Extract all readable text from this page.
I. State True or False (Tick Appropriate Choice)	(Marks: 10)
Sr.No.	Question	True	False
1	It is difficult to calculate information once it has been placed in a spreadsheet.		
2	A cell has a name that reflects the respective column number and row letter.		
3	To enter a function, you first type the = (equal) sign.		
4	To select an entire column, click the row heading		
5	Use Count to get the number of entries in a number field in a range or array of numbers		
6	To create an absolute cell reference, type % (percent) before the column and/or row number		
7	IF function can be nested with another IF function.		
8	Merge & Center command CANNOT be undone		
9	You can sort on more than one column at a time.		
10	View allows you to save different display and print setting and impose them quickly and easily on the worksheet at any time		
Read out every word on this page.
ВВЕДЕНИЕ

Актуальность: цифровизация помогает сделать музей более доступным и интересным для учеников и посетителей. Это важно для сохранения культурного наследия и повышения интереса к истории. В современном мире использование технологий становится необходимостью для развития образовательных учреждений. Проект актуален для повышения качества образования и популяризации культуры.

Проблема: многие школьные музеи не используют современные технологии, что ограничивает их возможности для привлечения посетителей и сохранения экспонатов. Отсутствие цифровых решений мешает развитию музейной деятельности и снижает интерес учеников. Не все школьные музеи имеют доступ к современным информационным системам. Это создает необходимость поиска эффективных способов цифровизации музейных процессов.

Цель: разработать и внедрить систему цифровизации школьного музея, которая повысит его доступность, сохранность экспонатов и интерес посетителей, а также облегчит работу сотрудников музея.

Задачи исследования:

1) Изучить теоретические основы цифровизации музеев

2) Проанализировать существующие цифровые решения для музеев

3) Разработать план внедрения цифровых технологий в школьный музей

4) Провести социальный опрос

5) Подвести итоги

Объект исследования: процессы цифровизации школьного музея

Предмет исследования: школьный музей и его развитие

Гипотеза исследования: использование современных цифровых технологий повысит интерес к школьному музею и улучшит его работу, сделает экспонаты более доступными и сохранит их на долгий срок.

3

────────────────────────────────────────

* **WHAT IS REQUIRED**: Copy all lines above containing the string "музеев".

* **TASK RESULT**:
1) Изучить теоретические основы цифровизации музеев
2) Проанализировать существующие цифровые решения для музеев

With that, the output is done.